▸ **WHAT IS REQUIRED**
How many of the lines here include "sistemi"? Answer with a single number.

Collection entries
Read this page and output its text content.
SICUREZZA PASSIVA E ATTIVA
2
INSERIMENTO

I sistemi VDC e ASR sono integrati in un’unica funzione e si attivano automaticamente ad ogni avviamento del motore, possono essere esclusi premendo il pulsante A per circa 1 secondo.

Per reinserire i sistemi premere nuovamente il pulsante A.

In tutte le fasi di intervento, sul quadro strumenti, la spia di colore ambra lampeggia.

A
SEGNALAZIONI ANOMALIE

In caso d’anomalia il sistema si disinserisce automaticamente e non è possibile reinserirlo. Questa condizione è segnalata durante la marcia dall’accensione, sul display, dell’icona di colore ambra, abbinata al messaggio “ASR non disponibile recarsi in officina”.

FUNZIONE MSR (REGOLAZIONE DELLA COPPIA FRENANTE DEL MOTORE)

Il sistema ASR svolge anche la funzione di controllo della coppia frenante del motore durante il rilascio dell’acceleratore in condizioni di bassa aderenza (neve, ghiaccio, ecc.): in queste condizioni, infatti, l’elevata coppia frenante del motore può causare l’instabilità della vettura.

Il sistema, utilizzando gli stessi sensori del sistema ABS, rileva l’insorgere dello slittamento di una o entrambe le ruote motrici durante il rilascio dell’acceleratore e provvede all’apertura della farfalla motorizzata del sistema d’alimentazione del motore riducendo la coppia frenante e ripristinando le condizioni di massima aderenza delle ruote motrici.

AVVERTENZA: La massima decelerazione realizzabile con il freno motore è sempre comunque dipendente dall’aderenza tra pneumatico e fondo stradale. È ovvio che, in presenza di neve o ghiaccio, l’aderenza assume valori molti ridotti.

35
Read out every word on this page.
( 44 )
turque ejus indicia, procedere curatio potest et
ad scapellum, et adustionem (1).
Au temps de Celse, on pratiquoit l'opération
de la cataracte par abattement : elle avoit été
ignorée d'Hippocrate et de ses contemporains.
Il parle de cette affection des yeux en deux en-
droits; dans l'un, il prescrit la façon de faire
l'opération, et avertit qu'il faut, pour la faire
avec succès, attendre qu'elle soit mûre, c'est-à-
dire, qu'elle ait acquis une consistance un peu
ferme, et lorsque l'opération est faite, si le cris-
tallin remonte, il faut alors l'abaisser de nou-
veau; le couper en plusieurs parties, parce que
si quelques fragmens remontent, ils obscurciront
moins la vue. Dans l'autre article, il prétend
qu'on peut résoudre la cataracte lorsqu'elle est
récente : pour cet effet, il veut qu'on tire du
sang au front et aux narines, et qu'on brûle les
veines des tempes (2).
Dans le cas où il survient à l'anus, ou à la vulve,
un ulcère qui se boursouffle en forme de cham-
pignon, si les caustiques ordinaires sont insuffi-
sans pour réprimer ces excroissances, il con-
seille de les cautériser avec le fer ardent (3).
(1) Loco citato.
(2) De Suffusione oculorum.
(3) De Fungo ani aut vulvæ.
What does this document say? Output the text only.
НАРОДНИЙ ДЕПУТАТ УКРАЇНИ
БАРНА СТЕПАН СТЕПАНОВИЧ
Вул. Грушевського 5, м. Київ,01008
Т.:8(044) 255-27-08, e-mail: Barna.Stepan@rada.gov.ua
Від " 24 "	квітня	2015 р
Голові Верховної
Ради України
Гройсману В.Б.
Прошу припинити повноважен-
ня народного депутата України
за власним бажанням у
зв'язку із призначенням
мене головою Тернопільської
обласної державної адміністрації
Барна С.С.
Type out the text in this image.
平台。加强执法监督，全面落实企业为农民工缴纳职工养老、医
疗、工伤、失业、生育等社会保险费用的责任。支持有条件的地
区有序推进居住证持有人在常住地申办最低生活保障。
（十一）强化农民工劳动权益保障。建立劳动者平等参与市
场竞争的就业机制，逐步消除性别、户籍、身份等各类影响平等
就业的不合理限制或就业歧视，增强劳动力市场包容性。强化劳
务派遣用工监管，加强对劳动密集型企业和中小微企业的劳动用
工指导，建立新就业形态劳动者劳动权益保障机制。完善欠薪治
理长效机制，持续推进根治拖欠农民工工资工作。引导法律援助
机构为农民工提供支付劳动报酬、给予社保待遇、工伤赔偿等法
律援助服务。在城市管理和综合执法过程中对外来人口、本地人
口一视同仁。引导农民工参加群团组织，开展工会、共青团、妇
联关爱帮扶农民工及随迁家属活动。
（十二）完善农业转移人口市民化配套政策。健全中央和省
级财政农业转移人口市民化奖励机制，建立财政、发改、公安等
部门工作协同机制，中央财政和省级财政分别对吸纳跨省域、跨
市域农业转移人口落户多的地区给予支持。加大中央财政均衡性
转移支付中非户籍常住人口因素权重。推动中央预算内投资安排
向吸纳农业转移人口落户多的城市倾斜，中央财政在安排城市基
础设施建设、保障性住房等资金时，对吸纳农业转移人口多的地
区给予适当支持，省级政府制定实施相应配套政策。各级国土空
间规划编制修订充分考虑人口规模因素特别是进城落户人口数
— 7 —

▸ **EXPECTED OUTPUT**
2